▽

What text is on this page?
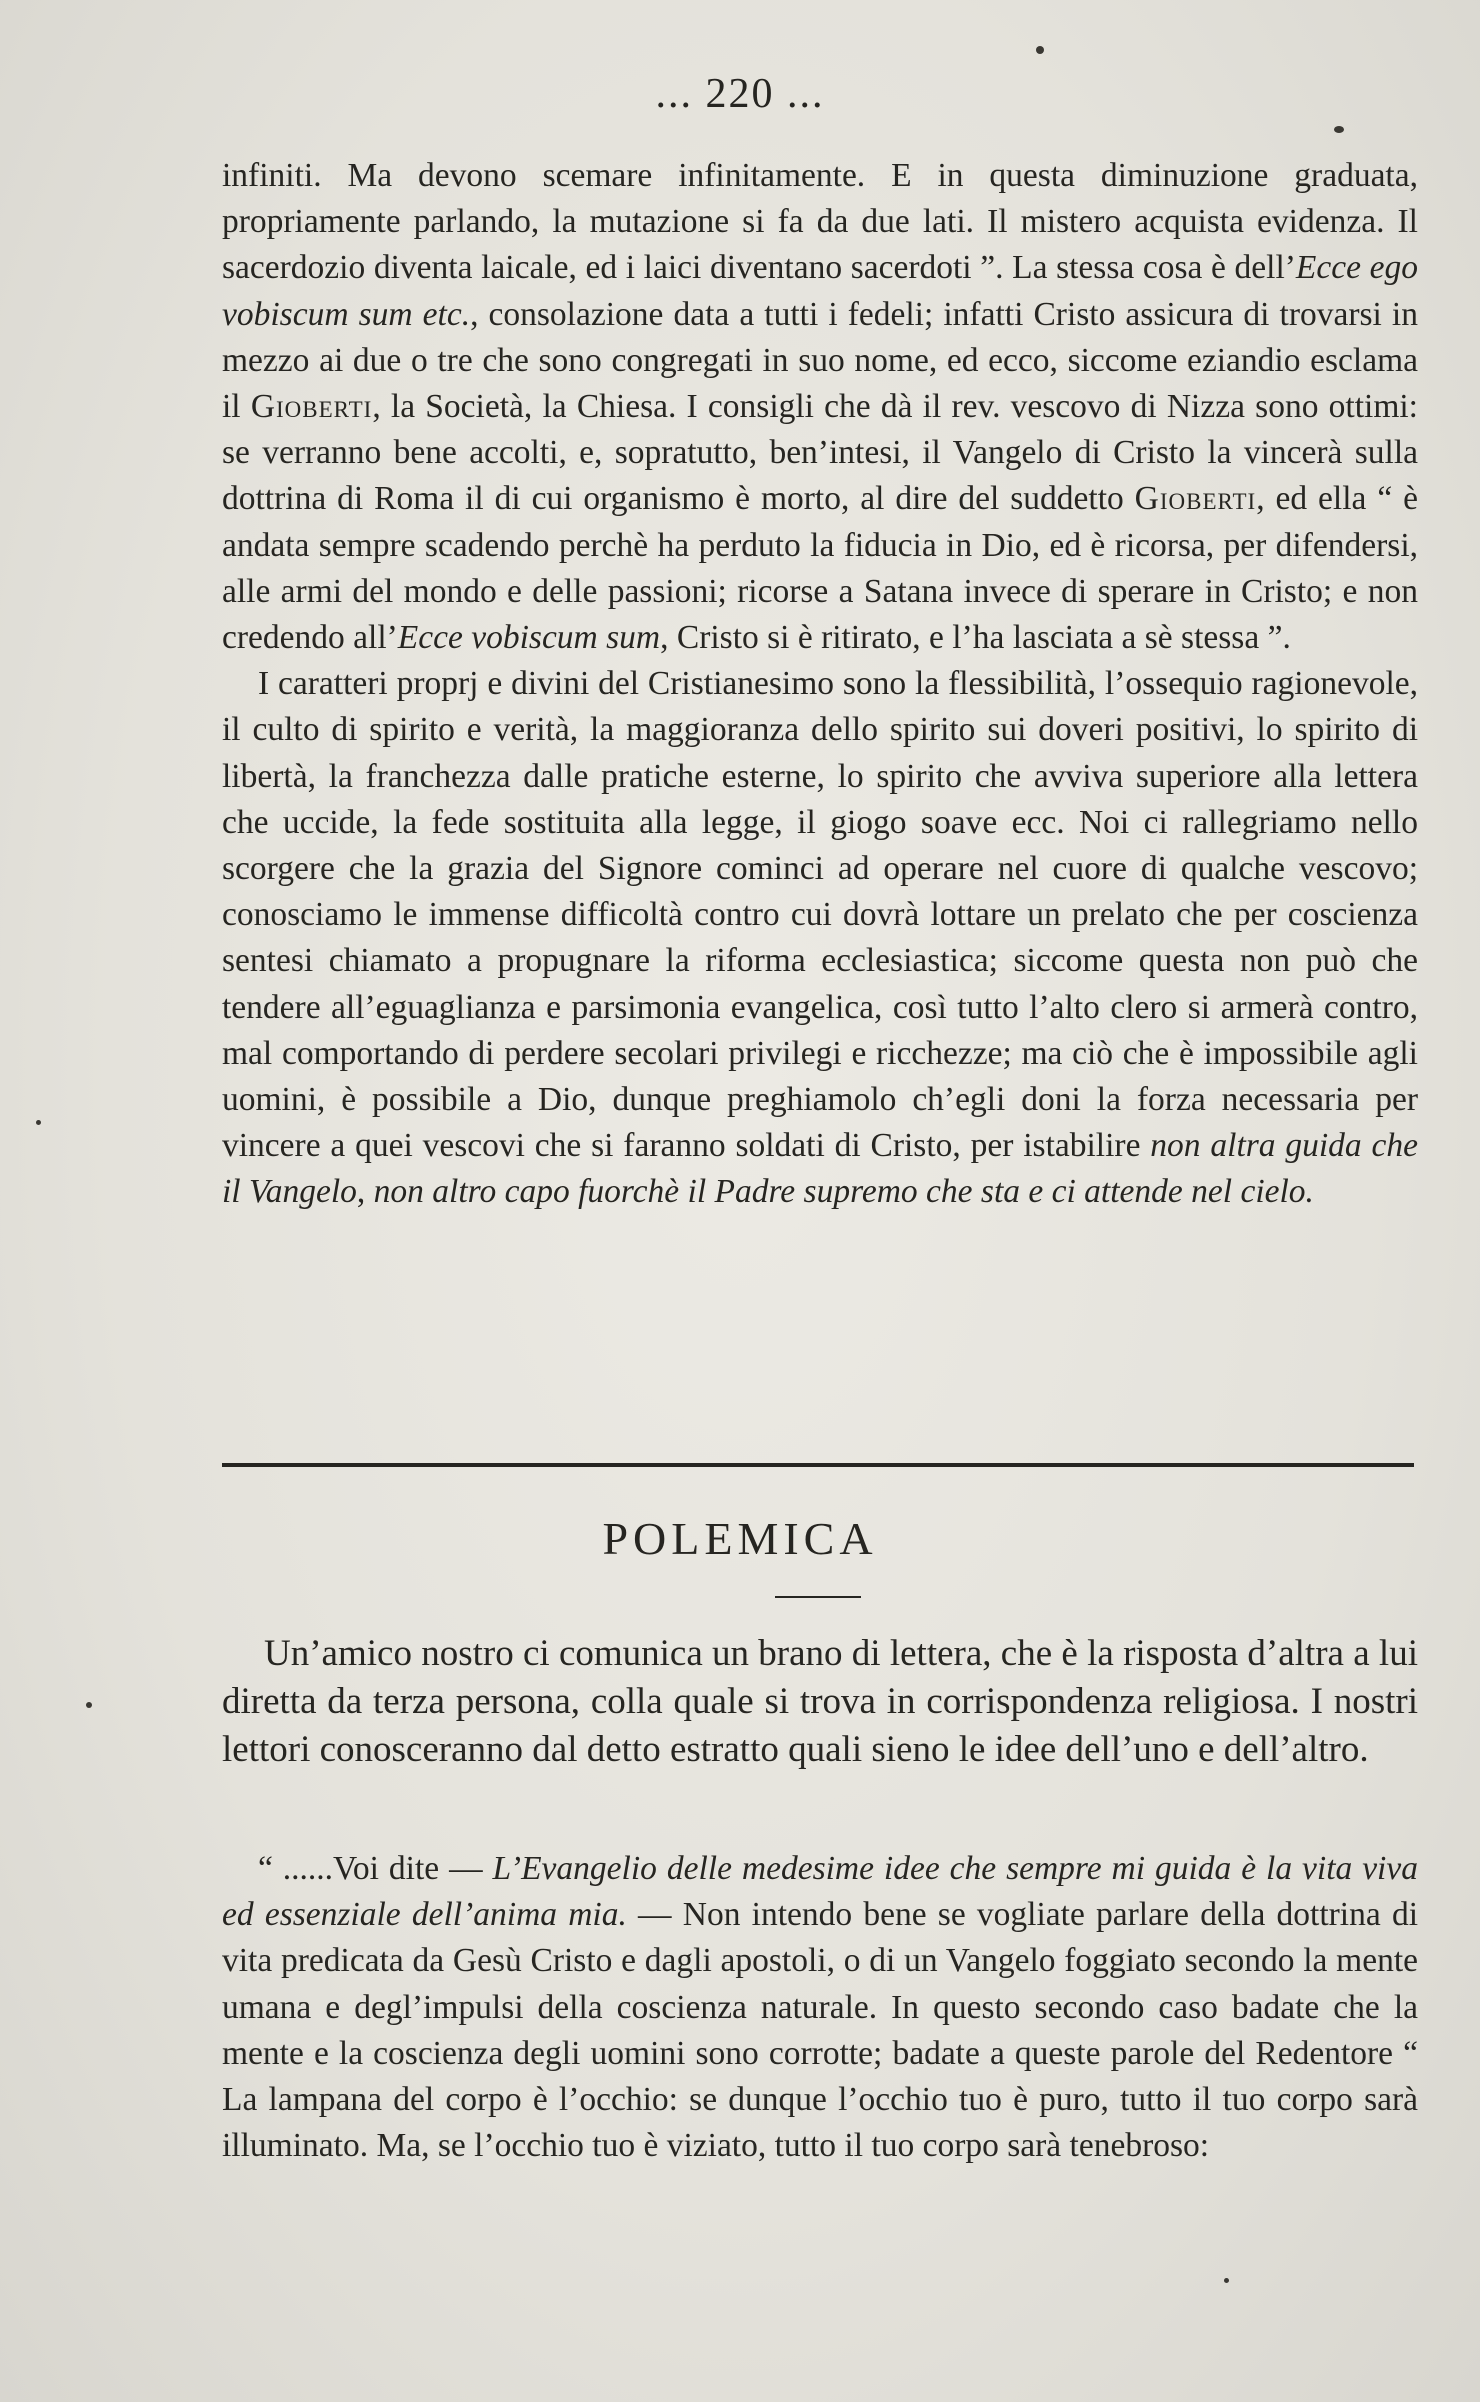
... 220 ...

infiniti. Ma devono scemare infinitamente. E in questa diminuzione graduata, propriamente parlando, la mutazione si fa da due lati. Il mistero acquista evidenza. Il sacerdozio diventa laicale, ed i laici diventano sacerdoti ”. La stessa cosa è dell’Ecce ego vobiscum sum etc., consolazione data a tutti i fedeli; infatti Cristo assicura di trovarsi in mezzo ai due o tre che sono congregati in suo nome, ed ecco, siccome eziandio esclama il Gioberti, la Società, la Chiesa. I consigli che dà il rev. vescovo di Nizza sono ottimi: se verranno bene accolti, e, sopratutto, ben’intesi, il Vangelo di Cristo la vincerà sulla dottrina di Roma il di cui organismo è morto, al dire del suddetto Gioberti, ed ella “ è andata sempre scadendo perchè ha perduto la fiducia in Dio, ed è ricorsa, per difendersi, alle armi del mondo e delle passioni; ricorse a Satana invece di sperare in Cristo; e non credendo all’Ecce vobiscum sum, Cristo si è ritirato, e l’ha lasciata a sè stessa ”.

I caratteri proprj e divini del Cristianesimo sono la flessibilità, l’ossequio ragionevole, il culto di spirito e verità, la maggioranza dello spirito sui doveri positivi, lo spirito di libertà, la franchezza dalle pratiche esterne, lo spirito che avviva superiore alla lettera che uccide, la fede sostituita alla legge, il giogo soave ecc. Noi ci rallegriamo nello scorgere che la grazia del Signore cominci ad operare nel cuore di qualche vescovo; conosciamo le immense difficoltà contro cui dovrà lottare un prelato che per coscienza sentesi chiamato a propugnare la riforma ecclesiastica; siccome questa non può che tendere all’eguaglianza e parsimonia evangelica, così tutto l’alto clero si armerà contro, mal comportando di perdere secolari privilegi e ricchezze; ma ciò che è impossibile agli uomini, è possibile a Dio, dunque preghiamolo ch’egli doni la forza necessaria per vincere a quei vescovi che si faranno soldati di Cristo, per istabilire non altra guida che il Vangelo, non altro capo fuorchè il Padre supremo che sta e ci attende nel cielo.

POLEMICA

Un’amico nostro ci comunica un brano di lettera, che è la risposta d’altra a lui diretta da terza persona, colla quale si trova in corrispondenza religiosa. I nostri lettori conosceranno dal detto estratto quali sieno le idee dell’uno e dell’altro.

“ ......Voi dite — L’Evangelio delle medesime idee che sempre mi guida è la vita viva ed essenziale dell’anima mia. — Non intendo bene se vogliate parlare della dottrina di vita predicata da Gesù Cristo e dagli apostoli, o di un Vangelo foggiato secondo la mente umana e degl’impulsi della coscienza naturale. In questo secondo caso badate che la mente e la coscienza degli uomini sono corrotte; badate a queste parole del Redentore “ La lampana del corpo è l’occhio: se dunque l’occhio tuo è puro, tutto il tuo corpo sarà illuminato. Ma, se l’occhio tuo è viziato, tutto il tuo corpo sarà tenebroso:
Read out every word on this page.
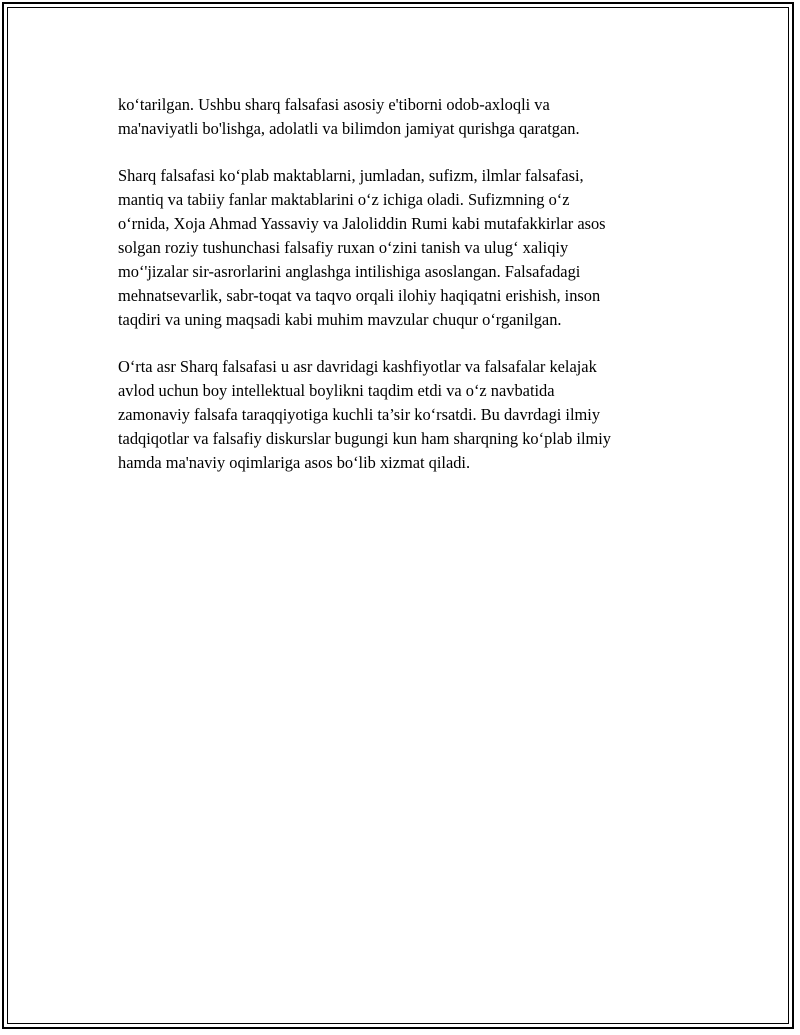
ko‘tarilgan. Ushbu sharq falsafasi asosiy e'tiborni odob-axloqli va
ma'naviyatli bo'lishga, adolatli va bilimdon jamiyat qurishga qaratgan.

Sharq falsafasi ko‘plab maktablarni, jumladan, sufizm, ilmlar falsafasi,
mantiq va tabiiy fanlar maktablarini o‘z ichiga oladi. Sufizmning o‘z
o‘rnida, Xoja Ahmad Yassaviy va Jaloliddin Rumi kabi mutafakkirlar asos
solgan roziy tushunchasi falsafiy ruxan o‘zini tanish va ulug‘ xaliqiy
mo‘'jizalar sir-asrorlarini anglashga intilishiga asoslangan. Falsafadagi
mehnatsevarlik, sabr-toqat va taqvo orqali ilohiy haqiqatni erishish, inson
taqdiri va uning maqsadi kabi muhim mavzular chuqur o‘rganilgan.

O‘rta asr Sharq falsafasi u asr davridagi kashfiyotlar va falsafalar kelajak
avlod uchun boy intellektual boylikni taqdim etdi va o‘z navbatida
zamonaviy falsafa taraqqiyotiga kuchli ta’sir ko‘rsatdi. Bu davrdagi ilmiy
tadqiqotlar va falsafiy diskurslar bugungi kun ham sharqning ko‘plab ilmiy
hamda ma'naviy oqimlariga asos bo‘lib xizmat qiladi.
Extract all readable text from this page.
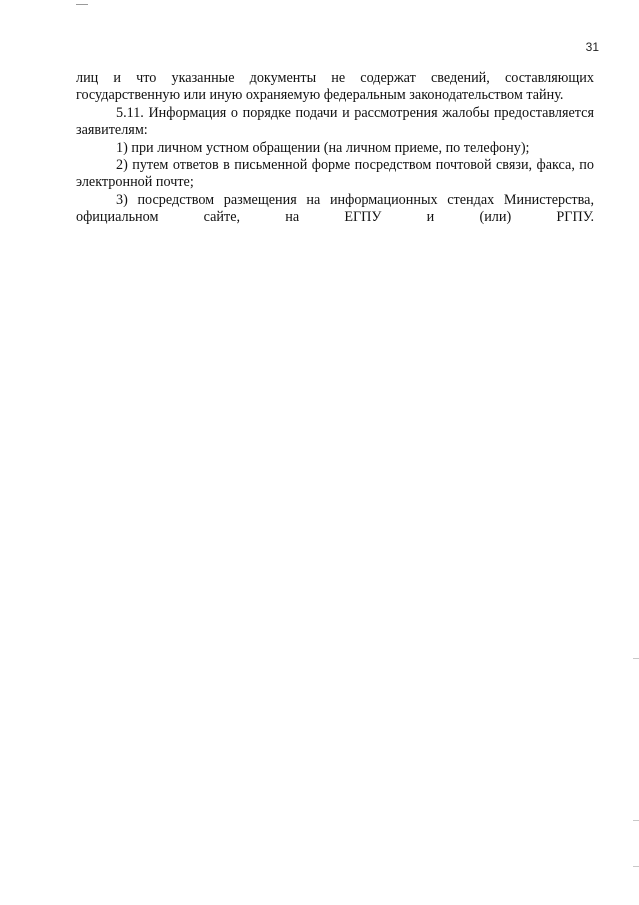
31

лиц и что указанные документы не содержат сведений, составляющих государственную или иную охраняемую федеральным законодательством тайну.

5.11. Информация о порядке подачи и рассмотрения жалобы предоставляется заявителям:

1) при личном устном обращении (на личном приеме, по телефону);

2) путем ответов в письменной форме посредством почтовой связи, факса, по электронной почте;

3) посредством размещения на информационных стендах Министерства, официальном сайте, на ЕГПУ и (или) РГПУ.
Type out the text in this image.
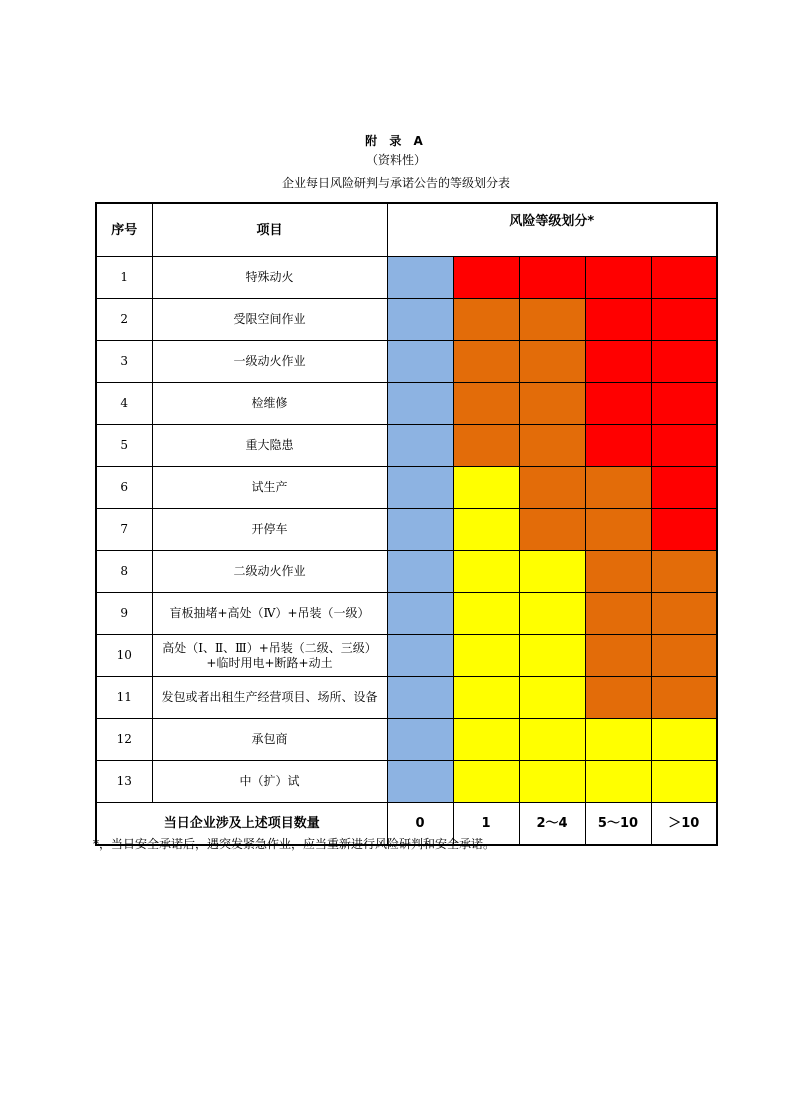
附 录 A
（资料性）
企业每日风险研判与承诺公告的等级划分表
序号	项目	风险等级划分*				
1	特殊动火					
2	受限空间作业					
3	一级动火作业					
4	检维修					
5	重大隐患					
6	试生产					
7	开停车					
8	二级动火作业					
9	盲板抽堵+高处（Ⅳ）+吊装（一级）					
10	高处（Ⅰ、Ⅱ、Ⅲ）+吊装（二级、三级）+临时用电+断路+动土					
11	发包或者出租生产经营项目、场所、设备					
12	承包商					
13	中（扩）试					
当日企业涉及上述项目数量		0	1	2～4	5～10	＞10
*，当日安全承诺后，遇突发紧急作业，应当重新进行风险研判和安全承诺。
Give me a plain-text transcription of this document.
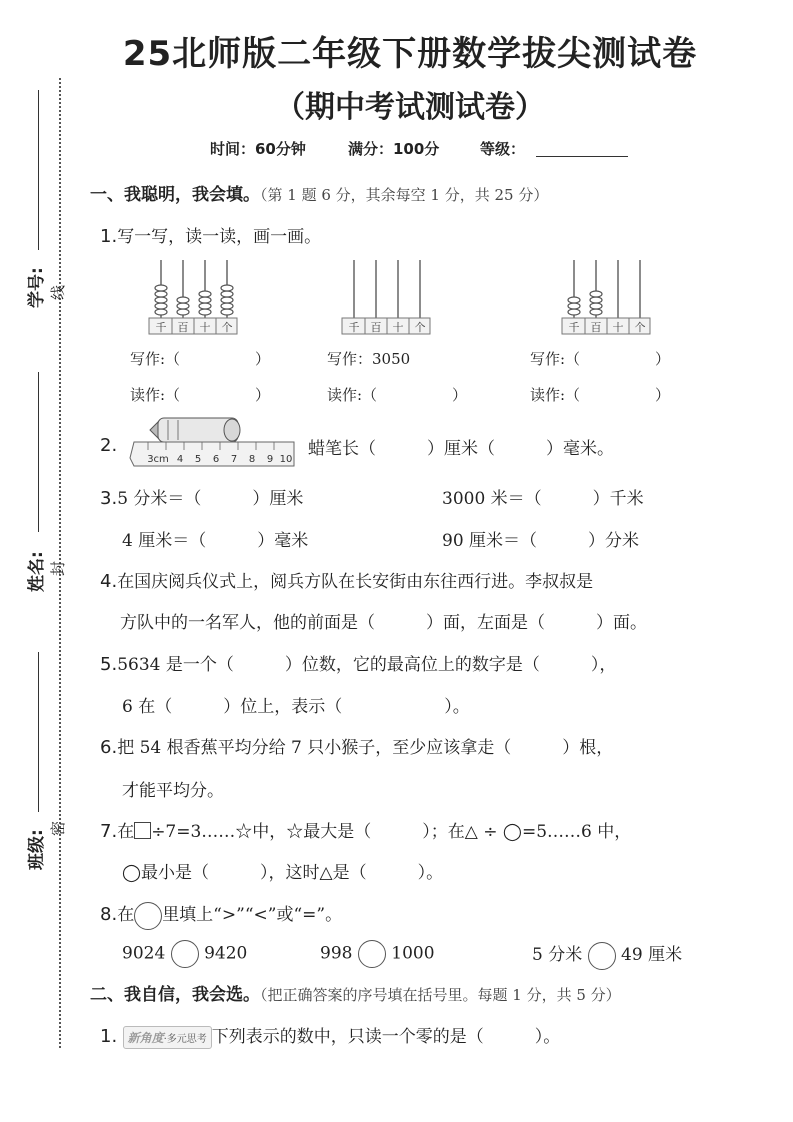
学号: 线
姓名: 封
班级:
密
25北师版二年级下册数学拔尖测试卷
（期中考试测试卷）
时间：60分钟	满分：100分	等级：
一、我聪明，我会填。（第 1 题 6 分，其余每空 1 分，共 25 分）
1.写一写，读一读，画一画。
千 百 十 个	千 百 十 个	千 百 十 个
写作:（　　　　　）	写作：3050	写作:（　　　　　）
读作:（　　　　　）	读作:（　　　　　）	读作:（　　　　　）
2.
3cm 4 5 6 7 8 9 10
蜡笔长（　　　）厘米（　　　）毫米。
3.5 分米＝（　　　）厘米	3000 米＝（　　　）千米
4 厘米＝（　　　）毫米	90 厘米＝（　　　）分米
4.在国庆阅兵仪式上，阅兵方队在长安街由东往西行进。李叔叔是
方队中的一名军人，他的前面是（　　　）面，左面是（　　　）面。
5.5634 是一个（　　　）位数，它的最高位上的数字是（　　　），
6 在（　　　）位上，表示（　　　　　　）。
6.把 54 根香蕉平均分给 7 只小猴子，至少应该拿走（　　　）根，
才能平均分。
7.在 ÷7=3……☆中，☆最大是（　　　）；在△ ÷ ◯=5……6 中，
◯最小是（　　　），这时△是（　　　）。
8.在 里填上“>”“<”或“=”。
9024 9420	998 1000	5 分米 49 厘米
二、我自信，我会选。（把正确答案的序号填在括号里。每题 1 分，共 5 分）
1. 新角度·多元思考 下列表示的数中，只读一个零的是（　　　）。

△

• [What the task requires] Read the entries and pick out all lines that include the word "this".

• [Right answer]
What text is on this page?
Read out every word on this page.
Extract all readable text from this page.
Type out the text in this image.
Give me a plain-text transcription of this document.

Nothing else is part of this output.